Auszug:
_ _ _ _ _
Die „Krone“ vor Ort
Lemberg: Der Tod kam im Morgengrauen
Putins Krieg dringt jetzt in den Westen der Ukraine vor - acht Raketen sorgten auf einer Militärbasis nahe Lemberg für ein Blutbad. Die „Krone“ berichtet vor Ort.
Lemberg, Samstagnachmittag. Der Frühling schaut vorbei, die Menschen genießen die zarten Sonnenstrahlen. Am Freiheitsboulevard spielen junge Männer Geige und Cello – es klingt nach Friedensmusik. Der Krieg scheint weit weg zu sein.
Plötzlich kam der Krieg näher
Lemberg, Sonntagmorgen. Sirenenalarm durchdringt mehrmals die Stadt, der Krieg ist wieder ein Stück näher gekommen. 30 Kilometer nordwestlich schlagen fast zeitgleich acht russische Raketen in einem Militärstützpunkt ein. Das Internationale Zentrum für Friedenssicherung und Sicherheit ist von Polen nur 20 Kilometer entfernt.
Vor der Einfahrt zum Riesenareal inmitten eines Föhrenwalds liegen Soldaten in Schützengräben auf der Lauer, drinnen stehen Fliegerabwehrraketen verloren herum. Auch sie waren letztlich gegen den Tod im Morgengrauen machtlos.
Die blutige Bilanz: 35 Tote und 137 Verletzte
Die Horror-Bilanz des Putin-Terrors: 35 Tote, 137 Verletzte! Auf Fotos zeigt sich ein Bild der Verwüstung: Zerstörte Gebäude, tiefe Krater, Rauchsäulen steigen gegen den Himmel.
_ _ _ _ _
Aufgaben:
A - Wie weit und in welcher Richtung von Lemberg liegt laut dem Bericht aus Lemberg der getroffene Militärstützpunkt?
B - Wiederhole aus dem Bericht aus Lemberg wortgetreu den Abschnitt von "Plötzlich kam der" bis einschließlich "20 Kilometer entfernt.".
C - Nimm den Bericht aus Lemberg nach seinem letzten Satz wieder auf und schreibe ihn weiter.
Die Datensätze werden hier nicht benötigt.
_ _ _ _ _
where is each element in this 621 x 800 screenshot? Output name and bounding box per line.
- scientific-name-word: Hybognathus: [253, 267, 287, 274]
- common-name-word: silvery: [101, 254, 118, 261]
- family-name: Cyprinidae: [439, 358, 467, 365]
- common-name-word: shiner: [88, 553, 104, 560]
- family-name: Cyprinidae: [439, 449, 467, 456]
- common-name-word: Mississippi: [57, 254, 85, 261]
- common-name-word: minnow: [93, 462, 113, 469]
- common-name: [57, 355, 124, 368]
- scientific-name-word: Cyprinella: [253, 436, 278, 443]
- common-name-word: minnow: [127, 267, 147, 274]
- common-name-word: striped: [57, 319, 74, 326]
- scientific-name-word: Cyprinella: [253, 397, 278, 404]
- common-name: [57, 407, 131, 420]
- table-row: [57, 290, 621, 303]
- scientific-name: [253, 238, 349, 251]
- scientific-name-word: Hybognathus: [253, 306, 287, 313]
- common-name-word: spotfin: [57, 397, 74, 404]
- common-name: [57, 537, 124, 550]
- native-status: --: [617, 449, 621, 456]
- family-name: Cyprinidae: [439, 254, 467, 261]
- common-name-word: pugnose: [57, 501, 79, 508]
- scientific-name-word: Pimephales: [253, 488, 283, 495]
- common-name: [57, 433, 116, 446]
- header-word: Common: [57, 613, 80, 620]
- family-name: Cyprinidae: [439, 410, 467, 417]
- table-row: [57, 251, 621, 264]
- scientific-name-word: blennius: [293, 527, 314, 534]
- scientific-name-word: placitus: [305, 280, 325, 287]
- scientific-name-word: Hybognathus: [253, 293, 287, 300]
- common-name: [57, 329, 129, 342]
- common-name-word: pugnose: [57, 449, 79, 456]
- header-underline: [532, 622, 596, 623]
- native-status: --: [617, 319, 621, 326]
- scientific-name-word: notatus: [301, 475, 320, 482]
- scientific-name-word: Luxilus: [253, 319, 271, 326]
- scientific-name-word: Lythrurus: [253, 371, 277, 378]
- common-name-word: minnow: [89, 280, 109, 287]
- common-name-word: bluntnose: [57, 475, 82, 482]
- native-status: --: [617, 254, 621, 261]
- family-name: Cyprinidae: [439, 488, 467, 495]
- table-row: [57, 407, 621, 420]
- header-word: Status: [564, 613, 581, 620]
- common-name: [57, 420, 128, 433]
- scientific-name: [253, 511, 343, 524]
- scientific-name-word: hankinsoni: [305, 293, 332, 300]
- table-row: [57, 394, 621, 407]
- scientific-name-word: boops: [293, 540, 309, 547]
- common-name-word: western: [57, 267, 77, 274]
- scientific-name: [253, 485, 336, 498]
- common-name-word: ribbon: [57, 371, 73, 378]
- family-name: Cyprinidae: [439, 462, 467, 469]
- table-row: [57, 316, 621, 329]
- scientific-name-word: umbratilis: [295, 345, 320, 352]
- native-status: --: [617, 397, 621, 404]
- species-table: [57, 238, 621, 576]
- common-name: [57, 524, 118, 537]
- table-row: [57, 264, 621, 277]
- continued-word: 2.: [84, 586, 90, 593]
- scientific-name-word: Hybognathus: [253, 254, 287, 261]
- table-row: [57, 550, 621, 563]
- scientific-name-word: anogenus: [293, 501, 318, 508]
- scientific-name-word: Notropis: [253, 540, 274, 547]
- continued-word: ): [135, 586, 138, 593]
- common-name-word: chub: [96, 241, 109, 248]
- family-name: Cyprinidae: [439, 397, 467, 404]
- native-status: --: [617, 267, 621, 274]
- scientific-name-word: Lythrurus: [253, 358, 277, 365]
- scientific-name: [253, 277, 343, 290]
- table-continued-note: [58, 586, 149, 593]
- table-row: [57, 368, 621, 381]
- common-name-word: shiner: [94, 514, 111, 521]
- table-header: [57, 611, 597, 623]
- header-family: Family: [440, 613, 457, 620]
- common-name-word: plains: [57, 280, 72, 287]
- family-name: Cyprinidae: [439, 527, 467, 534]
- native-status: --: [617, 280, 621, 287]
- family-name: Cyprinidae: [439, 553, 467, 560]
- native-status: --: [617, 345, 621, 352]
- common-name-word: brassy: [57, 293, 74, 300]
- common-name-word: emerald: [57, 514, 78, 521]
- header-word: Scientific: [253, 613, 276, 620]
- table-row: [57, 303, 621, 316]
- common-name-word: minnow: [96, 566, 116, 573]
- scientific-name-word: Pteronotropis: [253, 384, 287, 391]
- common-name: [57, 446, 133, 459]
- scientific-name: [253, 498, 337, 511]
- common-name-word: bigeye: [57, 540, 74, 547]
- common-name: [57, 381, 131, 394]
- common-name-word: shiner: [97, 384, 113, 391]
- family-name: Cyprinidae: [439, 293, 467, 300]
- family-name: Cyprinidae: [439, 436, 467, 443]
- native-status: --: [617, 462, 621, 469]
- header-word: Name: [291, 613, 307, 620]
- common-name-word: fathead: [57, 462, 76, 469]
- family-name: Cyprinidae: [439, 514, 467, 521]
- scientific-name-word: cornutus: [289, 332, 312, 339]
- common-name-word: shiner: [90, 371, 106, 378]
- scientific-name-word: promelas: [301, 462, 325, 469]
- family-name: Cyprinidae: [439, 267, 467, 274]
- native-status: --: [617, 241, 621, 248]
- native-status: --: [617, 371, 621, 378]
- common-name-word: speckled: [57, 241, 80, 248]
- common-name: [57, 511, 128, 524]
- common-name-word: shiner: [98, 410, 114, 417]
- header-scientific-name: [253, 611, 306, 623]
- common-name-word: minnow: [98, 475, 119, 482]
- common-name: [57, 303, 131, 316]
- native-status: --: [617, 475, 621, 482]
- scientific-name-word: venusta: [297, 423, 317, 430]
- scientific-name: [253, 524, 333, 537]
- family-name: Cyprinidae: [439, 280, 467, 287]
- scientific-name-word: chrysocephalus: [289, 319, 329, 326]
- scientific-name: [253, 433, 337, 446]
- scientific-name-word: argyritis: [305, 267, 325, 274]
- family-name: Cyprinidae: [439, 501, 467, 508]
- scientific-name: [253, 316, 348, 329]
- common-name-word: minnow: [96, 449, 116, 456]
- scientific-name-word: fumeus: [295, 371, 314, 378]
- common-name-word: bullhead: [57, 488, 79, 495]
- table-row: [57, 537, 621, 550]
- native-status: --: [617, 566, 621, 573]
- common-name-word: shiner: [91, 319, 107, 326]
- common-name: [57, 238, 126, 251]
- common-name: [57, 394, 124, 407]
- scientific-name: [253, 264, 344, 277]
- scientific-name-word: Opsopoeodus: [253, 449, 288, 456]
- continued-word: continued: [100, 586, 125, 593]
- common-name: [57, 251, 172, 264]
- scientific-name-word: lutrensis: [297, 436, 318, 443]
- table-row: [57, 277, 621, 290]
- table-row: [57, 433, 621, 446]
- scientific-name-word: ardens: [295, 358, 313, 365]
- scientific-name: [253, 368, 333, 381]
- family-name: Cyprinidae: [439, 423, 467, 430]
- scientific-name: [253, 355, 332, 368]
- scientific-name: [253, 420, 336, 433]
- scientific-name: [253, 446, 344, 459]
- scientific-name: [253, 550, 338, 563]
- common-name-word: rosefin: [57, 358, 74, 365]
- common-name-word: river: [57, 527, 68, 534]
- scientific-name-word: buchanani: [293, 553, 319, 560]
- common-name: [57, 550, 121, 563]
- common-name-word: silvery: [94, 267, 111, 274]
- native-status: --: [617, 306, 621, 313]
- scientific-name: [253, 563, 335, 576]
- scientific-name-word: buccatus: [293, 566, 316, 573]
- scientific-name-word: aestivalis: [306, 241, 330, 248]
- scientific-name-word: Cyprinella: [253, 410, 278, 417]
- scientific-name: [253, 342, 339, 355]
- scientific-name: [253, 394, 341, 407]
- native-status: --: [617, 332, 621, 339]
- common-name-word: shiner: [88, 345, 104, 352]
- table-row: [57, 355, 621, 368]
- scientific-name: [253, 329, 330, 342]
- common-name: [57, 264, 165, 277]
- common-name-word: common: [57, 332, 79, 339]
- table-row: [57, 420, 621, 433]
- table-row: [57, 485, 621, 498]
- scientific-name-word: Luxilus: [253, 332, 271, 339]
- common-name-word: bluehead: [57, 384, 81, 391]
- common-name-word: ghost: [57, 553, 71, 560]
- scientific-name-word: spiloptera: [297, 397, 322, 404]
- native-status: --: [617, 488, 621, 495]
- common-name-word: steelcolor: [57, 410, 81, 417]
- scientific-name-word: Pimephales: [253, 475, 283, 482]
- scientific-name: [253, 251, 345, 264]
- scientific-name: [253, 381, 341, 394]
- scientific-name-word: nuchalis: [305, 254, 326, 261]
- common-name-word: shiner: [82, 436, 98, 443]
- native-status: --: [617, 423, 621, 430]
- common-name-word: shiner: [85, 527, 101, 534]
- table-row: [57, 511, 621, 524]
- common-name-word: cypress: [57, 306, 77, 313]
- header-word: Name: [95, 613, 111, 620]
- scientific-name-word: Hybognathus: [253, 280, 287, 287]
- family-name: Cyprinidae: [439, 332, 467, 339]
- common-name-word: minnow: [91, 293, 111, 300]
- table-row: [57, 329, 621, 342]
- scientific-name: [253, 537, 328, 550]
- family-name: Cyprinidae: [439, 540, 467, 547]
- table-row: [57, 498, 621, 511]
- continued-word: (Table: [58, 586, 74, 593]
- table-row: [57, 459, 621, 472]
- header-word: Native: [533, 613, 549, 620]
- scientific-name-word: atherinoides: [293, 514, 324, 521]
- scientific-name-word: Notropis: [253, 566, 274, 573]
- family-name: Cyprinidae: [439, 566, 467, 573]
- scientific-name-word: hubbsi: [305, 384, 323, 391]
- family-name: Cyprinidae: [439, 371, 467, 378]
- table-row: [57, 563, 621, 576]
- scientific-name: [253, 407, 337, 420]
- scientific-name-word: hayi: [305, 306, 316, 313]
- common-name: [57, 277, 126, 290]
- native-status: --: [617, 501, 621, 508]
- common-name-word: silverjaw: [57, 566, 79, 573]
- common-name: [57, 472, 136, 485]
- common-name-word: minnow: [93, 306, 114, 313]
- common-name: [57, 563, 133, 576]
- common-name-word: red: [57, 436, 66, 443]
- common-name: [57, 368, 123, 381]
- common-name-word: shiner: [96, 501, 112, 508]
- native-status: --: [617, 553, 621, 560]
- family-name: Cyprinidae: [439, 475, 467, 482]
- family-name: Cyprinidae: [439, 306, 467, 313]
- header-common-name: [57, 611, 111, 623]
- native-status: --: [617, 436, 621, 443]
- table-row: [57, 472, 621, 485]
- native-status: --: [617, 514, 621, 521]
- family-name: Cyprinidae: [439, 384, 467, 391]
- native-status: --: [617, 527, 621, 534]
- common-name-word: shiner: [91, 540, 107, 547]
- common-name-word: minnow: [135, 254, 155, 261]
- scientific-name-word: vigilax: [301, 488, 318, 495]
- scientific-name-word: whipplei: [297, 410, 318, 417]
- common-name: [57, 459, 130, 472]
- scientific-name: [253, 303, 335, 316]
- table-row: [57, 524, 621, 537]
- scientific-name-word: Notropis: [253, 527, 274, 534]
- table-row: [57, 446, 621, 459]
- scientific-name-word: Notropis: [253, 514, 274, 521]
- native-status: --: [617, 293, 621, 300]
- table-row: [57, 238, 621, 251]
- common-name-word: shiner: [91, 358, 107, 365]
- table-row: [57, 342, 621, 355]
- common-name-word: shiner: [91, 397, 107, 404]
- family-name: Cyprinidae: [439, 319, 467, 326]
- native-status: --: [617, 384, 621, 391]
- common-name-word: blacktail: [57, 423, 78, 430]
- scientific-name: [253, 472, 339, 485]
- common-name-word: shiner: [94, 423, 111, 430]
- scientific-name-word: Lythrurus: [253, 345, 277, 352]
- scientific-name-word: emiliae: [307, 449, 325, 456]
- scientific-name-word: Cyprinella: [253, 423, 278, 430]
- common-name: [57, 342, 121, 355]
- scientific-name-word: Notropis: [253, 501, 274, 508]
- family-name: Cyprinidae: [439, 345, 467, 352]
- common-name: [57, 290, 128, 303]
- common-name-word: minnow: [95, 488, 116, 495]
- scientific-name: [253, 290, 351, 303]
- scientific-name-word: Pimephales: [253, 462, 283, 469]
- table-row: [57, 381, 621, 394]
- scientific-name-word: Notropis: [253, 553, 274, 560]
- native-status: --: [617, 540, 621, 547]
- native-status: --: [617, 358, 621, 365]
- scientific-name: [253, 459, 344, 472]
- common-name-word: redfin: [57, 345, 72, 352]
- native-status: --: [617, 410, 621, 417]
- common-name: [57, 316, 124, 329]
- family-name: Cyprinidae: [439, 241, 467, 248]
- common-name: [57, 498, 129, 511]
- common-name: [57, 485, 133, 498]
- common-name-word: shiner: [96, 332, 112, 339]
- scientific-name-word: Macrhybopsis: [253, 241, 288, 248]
_ _ _ _ _
Lösungen:
A - 30 Kilometer nordwestlich.

B -
Plötzlich kam der Krieg näher
Lemberg, Sonntagmorgen. Sirenenalarm durchdringt mehrmals die Stadt, der Krieg ist wieder ein Stück näher gekommen. 30 Kilometer nordwestlich schlagen fast zeitgleich acht russische Raketen in einem Militärstützpunkt ein. Das Internationale Zentrum für Friedenssicherung und Sicherheit ist von Polen nur 20 Kilometer entfernt.

C -
Dutzende Rettungswägen mit Sirenen brettern durch die abgelegene Gegend, sie bringen die Verletzten zur Erstversorgung ins Krankenhaus der Stadt Novojaworisk. In einem angrenzenden Waldstück neben dem Spital hockt ein junger Soldat. Er heißt Elia und zieht nervös an einer Zigarette. Die linke Hand ist bandagiert, der Kopf ebenfalls, der Verband hat sich teilweise rot gefärbt.
„Ich bin kein Held, ich möchte nur meine Heimat beschützen“
„Wir haben noch geschlafen, als die Raketen gekommen sind“, erzählt Elia. Der 26-Jährige hatte Glück im Unglück. „Nur Fleischwunden, gebrochene Finger. Ich werde wieder zurück auf den Stützpunkt gehen.“ Aus diesem Holz sind Helden geschnitzt. „Ich bin keiner, möchte nur meine Heimat beschützen.“
„Der Krieg ist jetzt auch bei uns angekommen“
Während vor dem kleinen Provinzkrankenhaus Rettungswagen Schlange stehen, um verletzte Soldaten nach der Erstversorgung in andere Spitäler zu bringen, steht Oksana kreidebleich an der Ausfahrt. „Ich kann das nicht glauben, stehe noch unter Schock. Die Explosionen haben uns aus dem Schlaf gerissen – der Krieg ist jetzt auch bei uns angekommen“, sagt die 34-Jährige mit feuchten Augen.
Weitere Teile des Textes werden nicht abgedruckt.